▶ [Goal] In the entries that follow, how many lines contain the word "from"? Answer with the number only.

Saved data entries:
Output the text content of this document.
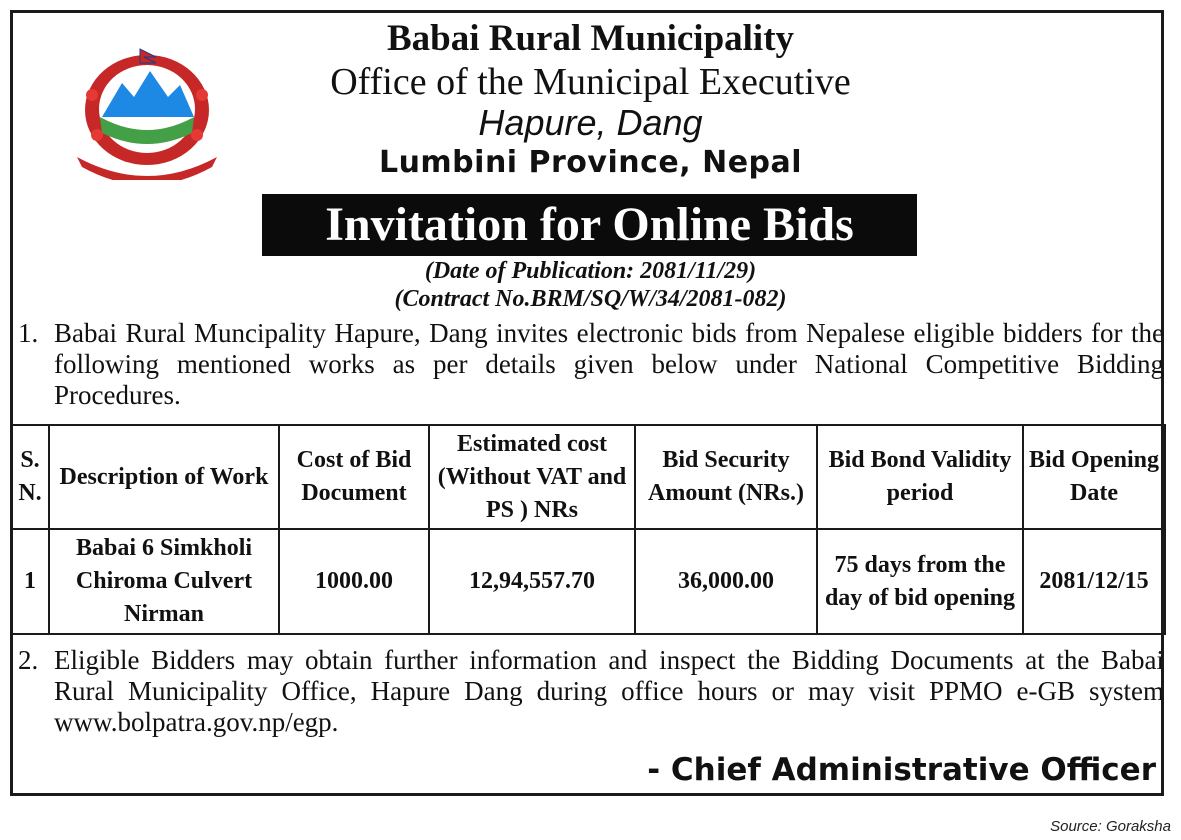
Babai Rural Municipality
Office of the Municipal Executive
Hapure, Dang
Lumbini Province, Nepal
Invitation for Online Bids
(Date of Publication: 2081/11/29)
(Contract No.BRM/SQ/W/34/2081-082)
1. Babai Rural Muncipality Hapure, Dang invites electronic bids from Nepalese eligible bidders for the following mentioned works as per details given below under National Competitive Bidding Procedures.
S. N.	Description of Work	Cost of Bid Document	Estimated cost (Without VAT and PS ) NRs	Bid Security Amount (NRs.)	Bid Bond Validity period	Bid Opening Date
1	Babai 6 Simkholi Chiroma Culvert Nirman	1000.00	12,94,557.70	36,000.00	75 days from the day of bid opening	2081/12/15
2. Eligible Bidders may obtain further information and inspect the Bidding Documents at the Babai Rural Municipality Office, Hapure Dang during office hours or may visit PPMO e-GB system www.bolpatra.gov.np/egp.
- Chief Administrative Officer
Source: Goraksha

▶ [Completed exercise] 2